▶ **REQUIRED WORK**
Determine how many lines carry the word "please". Output that number only.

(Stored entries)
※ ※ ※

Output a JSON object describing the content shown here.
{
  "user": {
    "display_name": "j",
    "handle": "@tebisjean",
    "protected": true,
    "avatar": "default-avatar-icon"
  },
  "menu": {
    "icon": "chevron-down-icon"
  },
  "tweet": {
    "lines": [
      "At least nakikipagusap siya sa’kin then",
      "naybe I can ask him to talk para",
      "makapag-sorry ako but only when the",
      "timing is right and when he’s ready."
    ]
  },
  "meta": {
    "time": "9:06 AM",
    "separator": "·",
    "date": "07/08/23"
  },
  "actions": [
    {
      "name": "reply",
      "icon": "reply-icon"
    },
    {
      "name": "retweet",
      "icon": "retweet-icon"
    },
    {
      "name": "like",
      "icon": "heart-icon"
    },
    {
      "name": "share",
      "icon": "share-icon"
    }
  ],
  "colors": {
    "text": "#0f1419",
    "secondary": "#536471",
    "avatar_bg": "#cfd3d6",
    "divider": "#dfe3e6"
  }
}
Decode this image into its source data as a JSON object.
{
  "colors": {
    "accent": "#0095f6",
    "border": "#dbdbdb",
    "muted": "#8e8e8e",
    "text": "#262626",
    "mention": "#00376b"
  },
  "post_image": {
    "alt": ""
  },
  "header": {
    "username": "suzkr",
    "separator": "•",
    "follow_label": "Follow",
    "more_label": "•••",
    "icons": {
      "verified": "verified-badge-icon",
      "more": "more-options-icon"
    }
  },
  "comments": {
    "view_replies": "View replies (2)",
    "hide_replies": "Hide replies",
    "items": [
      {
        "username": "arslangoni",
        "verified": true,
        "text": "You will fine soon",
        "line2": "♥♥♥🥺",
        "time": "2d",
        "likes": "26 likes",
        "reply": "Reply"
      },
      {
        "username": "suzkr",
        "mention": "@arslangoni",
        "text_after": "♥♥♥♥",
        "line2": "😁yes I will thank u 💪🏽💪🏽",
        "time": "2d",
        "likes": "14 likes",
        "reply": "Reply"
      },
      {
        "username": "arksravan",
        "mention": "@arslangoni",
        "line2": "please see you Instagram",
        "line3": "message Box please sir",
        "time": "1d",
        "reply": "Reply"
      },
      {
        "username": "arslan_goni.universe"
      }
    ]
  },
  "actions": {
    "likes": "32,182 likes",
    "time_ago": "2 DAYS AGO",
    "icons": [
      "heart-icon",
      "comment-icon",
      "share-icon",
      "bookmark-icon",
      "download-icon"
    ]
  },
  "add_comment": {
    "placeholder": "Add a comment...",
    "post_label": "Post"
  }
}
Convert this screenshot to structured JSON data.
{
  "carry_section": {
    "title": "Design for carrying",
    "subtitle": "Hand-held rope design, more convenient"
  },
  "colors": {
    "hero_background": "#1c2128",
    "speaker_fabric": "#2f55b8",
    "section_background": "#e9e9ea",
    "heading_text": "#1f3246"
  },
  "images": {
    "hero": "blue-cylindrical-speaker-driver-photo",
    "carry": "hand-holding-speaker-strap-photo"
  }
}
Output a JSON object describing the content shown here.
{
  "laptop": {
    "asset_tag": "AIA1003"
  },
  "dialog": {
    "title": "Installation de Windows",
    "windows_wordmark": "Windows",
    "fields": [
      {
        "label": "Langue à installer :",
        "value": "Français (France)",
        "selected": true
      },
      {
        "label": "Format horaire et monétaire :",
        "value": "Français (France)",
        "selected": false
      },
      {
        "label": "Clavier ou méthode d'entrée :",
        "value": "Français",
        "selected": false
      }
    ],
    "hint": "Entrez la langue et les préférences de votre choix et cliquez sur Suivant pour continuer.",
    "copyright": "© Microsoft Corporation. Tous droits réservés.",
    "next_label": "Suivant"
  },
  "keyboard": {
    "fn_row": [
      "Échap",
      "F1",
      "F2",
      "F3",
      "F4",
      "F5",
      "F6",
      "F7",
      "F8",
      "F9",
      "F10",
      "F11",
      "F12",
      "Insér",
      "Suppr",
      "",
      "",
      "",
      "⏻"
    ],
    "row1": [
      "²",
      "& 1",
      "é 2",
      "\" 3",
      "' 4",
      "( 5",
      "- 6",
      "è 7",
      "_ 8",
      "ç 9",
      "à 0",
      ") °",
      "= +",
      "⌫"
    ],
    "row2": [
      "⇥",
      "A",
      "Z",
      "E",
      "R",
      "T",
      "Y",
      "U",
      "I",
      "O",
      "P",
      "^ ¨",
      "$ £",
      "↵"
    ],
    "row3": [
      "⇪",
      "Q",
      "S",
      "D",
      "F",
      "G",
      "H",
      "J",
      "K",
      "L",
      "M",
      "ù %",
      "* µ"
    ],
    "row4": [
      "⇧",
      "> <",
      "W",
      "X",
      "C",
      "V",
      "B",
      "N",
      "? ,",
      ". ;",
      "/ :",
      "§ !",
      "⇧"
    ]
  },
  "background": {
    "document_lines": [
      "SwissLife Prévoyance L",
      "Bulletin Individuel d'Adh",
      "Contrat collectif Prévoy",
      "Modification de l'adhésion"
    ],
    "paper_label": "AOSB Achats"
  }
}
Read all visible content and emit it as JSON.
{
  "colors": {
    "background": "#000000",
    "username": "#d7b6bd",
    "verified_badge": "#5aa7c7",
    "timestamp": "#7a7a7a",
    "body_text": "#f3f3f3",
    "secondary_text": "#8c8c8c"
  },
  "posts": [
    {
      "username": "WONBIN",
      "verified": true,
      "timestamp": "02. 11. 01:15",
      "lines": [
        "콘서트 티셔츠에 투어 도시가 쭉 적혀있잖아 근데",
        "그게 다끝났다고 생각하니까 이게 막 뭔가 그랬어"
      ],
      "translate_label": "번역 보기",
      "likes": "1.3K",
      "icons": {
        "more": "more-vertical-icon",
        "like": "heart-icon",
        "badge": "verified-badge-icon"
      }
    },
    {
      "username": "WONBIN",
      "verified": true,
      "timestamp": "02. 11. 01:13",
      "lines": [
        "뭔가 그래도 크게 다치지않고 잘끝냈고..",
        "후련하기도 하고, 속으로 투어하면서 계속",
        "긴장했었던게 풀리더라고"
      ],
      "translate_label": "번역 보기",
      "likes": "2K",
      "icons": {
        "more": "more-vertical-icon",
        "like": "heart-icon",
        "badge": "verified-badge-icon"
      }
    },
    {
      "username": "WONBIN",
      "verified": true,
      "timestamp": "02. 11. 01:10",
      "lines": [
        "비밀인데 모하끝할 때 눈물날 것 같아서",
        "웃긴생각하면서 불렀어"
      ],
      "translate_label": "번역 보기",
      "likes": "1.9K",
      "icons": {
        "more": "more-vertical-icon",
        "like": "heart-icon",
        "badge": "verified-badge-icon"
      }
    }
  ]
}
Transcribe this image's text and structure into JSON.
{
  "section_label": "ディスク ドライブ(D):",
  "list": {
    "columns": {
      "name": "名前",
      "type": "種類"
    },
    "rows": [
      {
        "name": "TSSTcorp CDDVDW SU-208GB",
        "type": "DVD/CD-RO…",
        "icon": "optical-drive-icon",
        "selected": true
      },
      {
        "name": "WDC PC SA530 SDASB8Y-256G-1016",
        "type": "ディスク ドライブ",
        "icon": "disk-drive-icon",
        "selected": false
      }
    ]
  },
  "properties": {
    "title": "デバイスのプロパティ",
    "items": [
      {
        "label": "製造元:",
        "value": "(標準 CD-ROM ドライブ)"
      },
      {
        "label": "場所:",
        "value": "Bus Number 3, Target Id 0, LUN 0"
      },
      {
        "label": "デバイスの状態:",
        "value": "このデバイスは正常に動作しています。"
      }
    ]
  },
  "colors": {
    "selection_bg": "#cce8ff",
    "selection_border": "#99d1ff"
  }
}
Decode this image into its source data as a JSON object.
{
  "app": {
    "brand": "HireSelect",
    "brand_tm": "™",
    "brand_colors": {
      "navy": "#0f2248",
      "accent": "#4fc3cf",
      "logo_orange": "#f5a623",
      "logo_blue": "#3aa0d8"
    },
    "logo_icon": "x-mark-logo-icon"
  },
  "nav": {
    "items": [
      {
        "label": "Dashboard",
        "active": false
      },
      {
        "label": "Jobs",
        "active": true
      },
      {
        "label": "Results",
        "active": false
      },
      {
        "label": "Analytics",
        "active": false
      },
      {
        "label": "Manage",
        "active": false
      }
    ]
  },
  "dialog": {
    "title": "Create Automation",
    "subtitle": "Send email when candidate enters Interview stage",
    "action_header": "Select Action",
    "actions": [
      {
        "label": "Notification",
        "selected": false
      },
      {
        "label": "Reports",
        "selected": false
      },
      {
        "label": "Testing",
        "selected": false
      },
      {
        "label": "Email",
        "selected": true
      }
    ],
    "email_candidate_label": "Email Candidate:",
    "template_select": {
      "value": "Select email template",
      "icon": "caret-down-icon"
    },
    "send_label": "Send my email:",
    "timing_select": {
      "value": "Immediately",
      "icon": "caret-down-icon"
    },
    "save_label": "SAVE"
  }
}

※ ※ ※

▶ **THE RESPONSE**
2